▶ [TASK REQUIREMENTS]: Using the data below, tally the lines that include the string "title". Only the number is wanted.

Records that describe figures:
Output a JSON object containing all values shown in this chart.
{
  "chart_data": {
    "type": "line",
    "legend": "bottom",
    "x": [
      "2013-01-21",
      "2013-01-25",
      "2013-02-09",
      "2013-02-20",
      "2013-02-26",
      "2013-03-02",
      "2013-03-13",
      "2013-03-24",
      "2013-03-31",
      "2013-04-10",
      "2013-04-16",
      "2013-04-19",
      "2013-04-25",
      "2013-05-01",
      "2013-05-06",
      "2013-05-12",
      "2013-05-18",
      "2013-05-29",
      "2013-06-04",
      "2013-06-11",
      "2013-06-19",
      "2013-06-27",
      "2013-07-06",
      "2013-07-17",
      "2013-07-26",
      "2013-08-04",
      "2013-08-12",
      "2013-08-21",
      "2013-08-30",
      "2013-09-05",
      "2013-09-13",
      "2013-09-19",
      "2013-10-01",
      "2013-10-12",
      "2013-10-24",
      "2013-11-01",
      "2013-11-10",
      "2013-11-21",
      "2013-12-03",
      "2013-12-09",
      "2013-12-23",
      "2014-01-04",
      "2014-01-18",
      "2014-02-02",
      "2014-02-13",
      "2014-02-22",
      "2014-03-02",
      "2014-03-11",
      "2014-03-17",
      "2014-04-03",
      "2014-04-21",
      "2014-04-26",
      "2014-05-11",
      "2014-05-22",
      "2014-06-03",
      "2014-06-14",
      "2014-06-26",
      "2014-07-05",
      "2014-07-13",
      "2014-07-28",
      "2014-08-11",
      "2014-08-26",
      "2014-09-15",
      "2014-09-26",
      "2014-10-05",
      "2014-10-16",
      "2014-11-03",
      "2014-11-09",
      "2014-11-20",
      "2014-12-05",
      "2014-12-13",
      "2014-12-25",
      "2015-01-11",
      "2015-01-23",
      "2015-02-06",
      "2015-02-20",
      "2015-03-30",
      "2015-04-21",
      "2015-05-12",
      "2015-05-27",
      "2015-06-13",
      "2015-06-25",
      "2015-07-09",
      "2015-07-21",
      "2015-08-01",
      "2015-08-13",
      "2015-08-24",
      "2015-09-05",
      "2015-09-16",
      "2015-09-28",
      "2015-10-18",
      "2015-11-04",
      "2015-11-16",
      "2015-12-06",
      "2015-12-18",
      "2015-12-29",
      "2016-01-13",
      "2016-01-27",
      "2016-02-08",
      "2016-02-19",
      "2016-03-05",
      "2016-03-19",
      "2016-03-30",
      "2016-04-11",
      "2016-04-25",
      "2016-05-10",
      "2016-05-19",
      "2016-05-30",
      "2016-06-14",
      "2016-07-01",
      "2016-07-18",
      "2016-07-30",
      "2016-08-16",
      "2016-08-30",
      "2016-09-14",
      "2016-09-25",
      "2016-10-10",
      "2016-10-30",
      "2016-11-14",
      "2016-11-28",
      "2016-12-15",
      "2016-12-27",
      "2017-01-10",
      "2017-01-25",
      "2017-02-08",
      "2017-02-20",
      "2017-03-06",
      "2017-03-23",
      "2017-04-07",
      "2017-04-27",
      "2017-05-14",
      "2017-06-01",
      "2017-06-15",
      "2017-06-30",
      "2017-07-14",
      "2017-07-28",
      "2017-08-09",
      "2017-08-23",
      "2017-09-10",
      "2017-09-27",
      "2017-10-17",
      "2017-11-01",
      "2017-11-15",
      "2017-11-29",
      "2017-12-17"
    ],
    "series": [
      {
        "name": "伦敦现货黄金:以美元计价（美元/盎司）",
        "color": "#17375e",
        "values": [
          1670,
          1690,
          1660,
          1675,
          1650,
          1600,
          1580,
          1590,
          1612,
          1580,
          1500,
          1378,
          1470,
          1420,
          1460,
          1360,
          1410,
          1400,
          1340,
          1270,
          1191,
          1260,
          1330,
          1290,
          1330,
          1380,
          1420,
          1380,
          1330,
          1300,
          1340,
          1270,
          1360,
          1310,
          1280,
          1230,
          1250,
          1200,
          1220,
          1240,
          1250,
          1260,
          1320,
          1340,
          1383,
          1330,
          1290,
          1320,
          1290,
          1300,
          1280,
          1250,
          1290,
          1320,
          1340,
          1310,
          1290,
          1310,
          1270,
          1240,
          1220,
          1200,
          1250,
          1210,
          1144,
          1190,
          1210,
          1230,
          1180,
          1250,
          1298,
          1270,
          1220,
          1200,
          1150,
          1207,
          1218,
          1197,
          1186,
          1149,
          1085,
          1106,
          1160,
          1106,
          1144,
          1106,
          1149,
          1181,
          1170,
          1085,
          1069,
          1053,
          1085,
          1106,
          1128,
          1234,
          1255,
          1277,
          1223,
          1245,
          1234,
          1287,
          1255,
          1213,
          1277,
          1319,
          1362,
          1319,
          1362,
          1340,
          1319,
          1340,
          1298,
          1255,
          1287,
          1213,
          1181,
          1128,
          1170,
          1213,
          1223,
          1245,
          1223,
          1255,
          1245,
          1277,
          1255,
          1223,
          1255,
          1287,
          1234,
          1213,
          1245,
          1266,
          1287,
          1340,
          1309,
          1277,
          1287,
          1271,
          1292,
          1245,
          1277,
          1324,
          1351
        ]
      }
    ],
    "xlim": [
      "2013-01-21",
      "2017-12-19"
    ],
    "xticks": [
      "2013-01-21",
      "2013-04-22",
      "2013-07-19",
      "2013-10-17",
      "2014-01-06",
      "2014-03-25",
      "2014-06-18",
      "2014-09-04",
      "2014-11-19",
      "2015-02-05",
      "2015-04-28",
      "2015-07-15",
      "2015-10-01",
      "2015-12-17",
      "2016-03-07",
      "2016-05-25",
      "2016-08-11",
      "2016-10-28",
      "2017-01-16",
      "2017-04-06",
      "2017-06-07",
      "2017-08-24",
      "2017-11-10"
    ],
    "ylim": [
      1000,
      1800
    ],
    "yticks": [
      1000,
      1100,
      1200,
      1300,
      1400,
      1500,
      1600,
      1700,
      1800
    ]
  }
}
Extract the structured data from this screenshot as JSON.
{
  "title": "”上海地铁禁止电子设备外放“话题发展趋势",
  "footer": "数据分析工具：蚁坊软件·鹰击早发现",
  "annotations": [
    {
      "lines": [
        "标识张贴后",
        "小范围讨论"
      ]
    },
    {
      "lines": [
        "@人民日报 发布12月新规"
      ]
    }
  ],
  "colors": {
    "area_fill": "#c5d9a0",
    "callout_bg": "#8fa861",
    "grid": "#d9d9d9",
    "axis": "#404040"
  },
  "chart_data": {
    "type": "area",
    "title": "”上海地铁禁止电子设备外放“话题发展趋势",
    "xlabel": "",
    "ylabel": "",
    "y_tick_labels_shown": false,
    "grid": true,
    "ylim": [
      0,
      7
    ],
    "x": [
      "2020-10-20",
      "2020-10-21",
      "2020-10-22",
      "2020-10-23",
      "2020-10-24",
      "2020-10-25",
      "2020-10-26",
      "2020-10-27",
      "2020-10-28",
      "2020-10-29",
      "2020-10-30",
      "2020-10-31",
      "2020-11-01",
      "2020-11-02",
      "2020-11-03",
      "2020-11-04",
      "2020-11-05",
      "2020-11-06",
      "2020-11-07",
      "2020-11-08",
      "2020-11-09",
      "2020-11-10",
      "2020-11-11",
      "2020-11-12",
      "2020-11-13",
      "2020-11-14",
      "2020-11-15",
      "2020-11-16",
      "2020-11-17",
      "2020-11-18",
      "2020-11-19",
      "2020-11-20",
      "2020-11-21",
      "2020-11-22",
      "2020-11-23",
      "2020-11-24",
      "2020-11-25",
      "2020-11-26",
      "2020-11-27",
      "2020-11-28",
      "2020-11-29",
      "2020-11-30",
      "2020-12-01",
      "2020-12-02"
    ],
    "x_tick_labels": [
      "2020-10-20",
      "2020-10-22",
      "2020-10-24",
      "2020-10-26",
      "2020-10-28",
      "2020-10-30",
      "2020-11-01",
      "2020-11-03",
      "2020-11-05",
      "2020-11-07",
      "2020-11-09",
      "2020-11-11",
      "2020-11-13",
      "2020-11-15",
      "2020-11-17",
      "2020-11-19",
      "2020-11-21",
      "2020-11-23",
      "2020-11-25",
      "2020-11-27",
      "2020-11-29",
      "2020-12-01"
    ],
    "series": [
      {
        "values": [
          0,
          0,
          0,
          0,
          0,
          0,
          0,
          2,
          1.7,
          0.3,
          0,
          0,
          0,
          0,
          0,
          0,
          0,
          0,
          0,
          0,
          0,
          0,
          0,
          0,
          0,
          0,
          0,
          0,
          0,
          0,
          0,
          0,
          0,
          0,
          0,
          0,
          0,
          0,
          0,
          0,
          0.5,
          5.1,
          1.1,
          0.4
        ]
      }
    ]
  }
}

▶ [EXERCISE ANSWER]: 2